**Data to use**
—————

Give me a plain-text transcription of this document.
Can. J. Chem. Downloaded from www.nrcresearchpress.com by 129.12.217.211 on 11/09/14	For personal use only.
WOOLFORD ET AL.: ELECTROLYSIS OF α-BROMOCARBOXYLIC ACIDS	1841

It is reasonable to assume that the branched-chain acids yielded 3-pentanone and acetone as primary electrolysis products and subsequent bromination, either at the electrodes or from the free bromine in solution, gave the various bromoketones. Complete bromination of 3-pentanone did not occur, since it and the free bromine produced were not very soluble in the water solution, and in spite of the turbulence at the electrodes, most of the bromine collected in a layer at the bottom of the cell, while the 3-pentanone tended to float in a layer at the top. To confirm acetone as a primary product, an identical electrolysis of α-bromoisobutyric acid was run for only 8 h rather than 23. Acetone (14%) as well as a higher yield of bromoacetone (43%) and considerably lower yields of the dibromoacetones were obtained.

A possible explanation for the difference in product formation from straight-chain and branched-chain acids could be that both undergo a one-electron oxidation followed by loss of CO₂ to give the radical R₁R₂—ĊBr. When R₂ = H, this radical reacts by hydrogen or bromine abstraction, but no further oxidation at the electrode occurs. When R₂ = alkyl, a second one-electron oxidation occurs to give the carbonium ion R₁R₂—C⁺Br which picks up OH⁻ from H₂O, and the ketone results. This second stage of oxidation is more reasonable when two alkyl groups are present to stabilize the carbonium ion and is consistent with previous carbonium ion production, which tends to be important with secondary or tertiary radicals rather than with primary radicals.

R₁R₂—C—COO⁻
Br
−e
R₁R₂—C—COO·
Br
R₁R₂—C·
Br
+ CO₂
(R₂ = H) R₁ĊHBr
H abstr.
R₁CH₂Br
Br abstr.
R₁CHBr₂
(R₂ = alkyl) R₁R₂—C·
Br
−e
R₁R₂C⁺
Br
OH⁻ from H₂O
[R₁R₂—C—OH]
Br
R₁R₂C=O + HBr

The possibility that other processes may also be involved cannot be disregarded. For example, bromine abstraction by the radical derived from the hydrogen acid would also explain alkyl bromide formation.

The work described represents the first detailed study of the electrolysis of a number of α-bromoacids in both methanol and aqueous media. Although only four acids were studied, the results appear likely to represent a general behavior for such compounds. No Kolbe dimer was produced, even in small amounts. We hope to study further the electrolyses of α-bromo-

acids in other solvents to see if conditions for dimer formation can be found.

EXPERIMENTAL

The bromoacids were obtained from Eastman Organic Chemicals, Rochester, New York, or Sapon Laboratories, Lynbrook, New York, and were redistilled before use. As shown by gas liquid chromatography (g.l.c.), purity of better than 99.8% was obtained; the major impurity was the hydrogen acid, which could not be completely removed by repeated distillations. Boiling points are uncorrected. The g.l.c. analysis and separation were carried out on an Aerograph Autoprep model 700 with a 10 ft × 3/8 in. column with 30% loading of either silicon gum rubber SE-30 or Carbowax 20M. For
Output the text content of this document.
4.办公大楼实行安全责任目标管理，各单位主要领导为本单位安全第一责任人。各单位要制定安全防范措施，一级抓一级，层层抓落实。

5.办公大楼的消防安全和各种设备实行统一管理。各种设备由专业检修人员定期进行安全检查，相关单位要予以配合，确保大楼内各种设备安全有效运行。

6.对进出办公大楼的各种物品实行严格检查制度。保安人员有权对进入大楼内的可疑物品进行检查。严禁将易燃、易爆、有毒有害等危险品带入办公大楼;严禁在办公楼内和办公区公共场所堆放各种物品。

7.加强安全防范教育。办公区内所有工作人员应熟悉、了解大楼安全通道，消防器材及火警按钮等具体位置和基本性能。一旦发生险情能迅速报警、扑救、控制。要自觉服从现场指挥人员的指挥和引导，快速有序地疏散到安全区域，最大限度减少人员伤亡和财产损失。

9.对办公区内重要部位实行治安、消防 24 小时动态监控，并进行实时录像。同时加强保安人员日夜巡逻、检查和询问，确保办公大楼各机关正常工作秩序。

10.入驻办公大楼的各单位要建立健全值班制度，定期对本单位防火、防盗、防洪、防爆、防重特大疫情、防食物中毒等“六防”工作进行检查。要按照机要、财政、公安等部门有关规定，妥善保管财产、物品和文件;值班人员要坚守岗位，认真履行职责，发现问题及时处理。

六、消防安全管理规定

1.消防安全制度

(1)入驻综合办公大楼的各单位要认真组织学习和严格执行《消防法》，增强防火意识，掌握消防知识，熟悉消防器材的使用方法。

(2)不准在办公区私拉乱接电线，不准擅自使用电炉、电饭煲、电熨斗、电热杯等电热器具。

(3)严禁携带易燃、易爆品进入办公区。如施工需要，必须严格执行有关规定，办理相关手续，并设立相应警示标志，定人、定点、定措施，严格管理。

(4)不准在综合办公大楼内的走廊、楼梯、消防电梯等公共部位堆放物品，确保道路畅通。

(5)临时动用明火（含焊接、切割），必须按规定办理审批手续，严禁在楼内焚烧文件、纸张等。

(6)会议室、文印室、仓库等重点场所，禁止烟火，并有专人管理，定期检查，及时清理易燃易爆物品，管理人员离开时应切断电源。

—————

**What to work on**
Reproduce every record, matching each line exactly.

**Expected answer**
Give me a plain-text transcription of this document.
Can. J. Chem. Downloaded from www.nrcresearchpress.com by 129.12.217.211 on 11/09/14	For personal use only.
WOOLFORD ET AL.: ELECTROLYSIS OF α-BROMOCARBOXYLIC ACIDS	1841

It is reasonable to assume that the branched-chain acids yielded 3-pentanone and acetone as primary electrolysis products and subsequent bromination, either at the electrodes or from the free bromine in solution, gave the various bromoketones. Complete bromination of 3-pentanone did not occur, since it and the free bromine produced were not very soluble in the water solution, and in spite of the turbulence at the electrodes, most of the bromine collected in a layer at the bottom of the cell, while the 3-pentanone tended to float in a layer at the top. To confirm acetone as a primary product, an identical electrolysis of α-bromoisobutyric acid was run for only 8 h rather than 23. Acetone (14%) as well as a higher yield of bromoacetone (43%) and considerably lower yields of the dibromoacetones were obtained.

A possible explanation for the difference in product formation from straight-chain and branched-chain acids could be that both undergo a one-electron oxidation followed by loss of CO₂ to give the radical R₁R₂—ĊBr. When R₂ = H, this radical reacts by hydrogen or bromine abstraction, but no further oxidation at the electrode occurs. When R₂ = alkyl, a second one-electron oxidation occurs to give the carbonium ion R₁R₂—C⁺Br which picks up OH⁻ from H₂O, and the ketone results. This second stage of oxidation is more reasonable when two alkyl groups are present to stabilize the carbonium ion and is consistent with previous carbonium ion production, which tends to be important with secondary or tertiary radicals rather than with primary radicals.

R₁R₂—C—COO⁻
Br
−e
R₁R₂—C—COO·
Br
R₁R₂—C·
Br
+ CO₂
(R₂ = H) R₁ĊHBr
H abstr.
R₁CH₂Br
Br abstr.
R₁CHBr₂
(R₂ = alkyl) R₁R₂—C·
Br
−e
R₁R₂C⁺
Br
OH⁻ from H₂O
[R₁R₂—C—OH]
Br
R₁R₂C=O + HBr

The possibility that other processes may also be involved cannot be disregarded. For example, bromine abstraction by the radical derived from the hydrogen acid would also explain alkyl bromide formation.

The work described represents the first detailed study of the electrolysis of a number of α-bromoacids in both methanol and aqueous media. Although only four acids were studied, the results appear likely to represent a general behavior for such compounds. No Kolbe dimer was produced, even in small amounts. We hope to study further the electrolyses of α-bromo-

acids in other solvents to see if conditions for dimer formation can be found.

EXPERIMENTAL

The bromoacids were obtained from Eastman Organic Chemicals, Rochester, New York, or Sapon Laboratories, Lynbrook, New York, and were redistilled before use. As shown by gas liquid chromatography (g.l.c.), purity of better than 99.8% was obtained; the major impurity was the hydrogen acid, which could not be completely removed by repeated distillations. Boiling points are uncorrected. The g.l.c. analysis and separation were carried out on an Aerograph Autoprep model 700 with a 10 ft × 3/8 in. column with 30% loading of either silicon gum rubber SE-30 or Carbowax 20M. For
Output the text content of this document.
4.办公大楼实行安全责任目标管理，各单位主要领导为本单位安全第一责任人。各单位要制定安全防范措施，一级抓一级，层层抓落实。

5.办公大楼的消防安全和各种设备实行统一管理。各种设备由专业检修人员定期进行安全检查，相关单位要予以配合，确保大楼内各种设备安全有效运行。

6.对进出办公大楼的各种物品实行严格检查制度。保安人员有权对进入大楼内的可疑物品进行检查。严禁将易燃、易爆、有毒有害等危险品带入办公大楼;严禁在办公楼内和办公区公共场所堆放各种物品。

7.加强安全防范教育。办公区内所有工作人员应熟悉、了解大楼安全通道，消防器材及火警按钮等具体位置和基本性能。一旦发生险情能迅速报警、扑救、控制。要自觉服从现场指挥人员的指挥和引导，快速有序地疏散到安全区域，最大限度减少人员伤亡和财产损失。

9.对办公区内重要部位实行治安、消防 24 小时动态监控，并进行实时录像。同时加强保安人员日夜巡逻、检查和询问，确保办公大楼各机关正常工作秩序。

10.入驻办公大楼的各单位要建立健全值班制度，定期对本单位防火、防盗、防洪、防爆、防重特大疫情、防食物中毒等“六防”工作进行检查。要按照机要、财政、公安等部门有关规定，妥善保管财产、物品和文件;值班人员要坚守岗位，认真履行职责，发现问题及时处理。

六、消防安全管理规定

1.消防安全制度

(1)入驻综合办公大楼的各单位要认真组织学习和严格执行《消防法》，增强防火意识，掌握消防知识，熟悉消防器材的使用方法。

(2)不准在办公区私拉乱接电线，不准擅自使用电炉、电饭煲、电熨斗、电热杯等电热器具。

(3)严禁携带易燃、易爆品进入办公区。如施工需要，必须严格执行有关规定，办理相关手续，并设立相应警示标志，定人、定点、定措施，严格管理。

(4)不准在综合办公大楼内的走廊、楼梯、消防电梯等公共部位堆放物品，确保道路畅通。

(5)临时动用明火（含焊接、切割），必须按规定办理审批手续，严禁在楼内焚烧文件、纸张等。

(6)会议室、文印室、仓库等重点场所，禁止烟火，并有专人管理，定期检查，及时清理易燃易爆物品，管理人员离开时应切断电源。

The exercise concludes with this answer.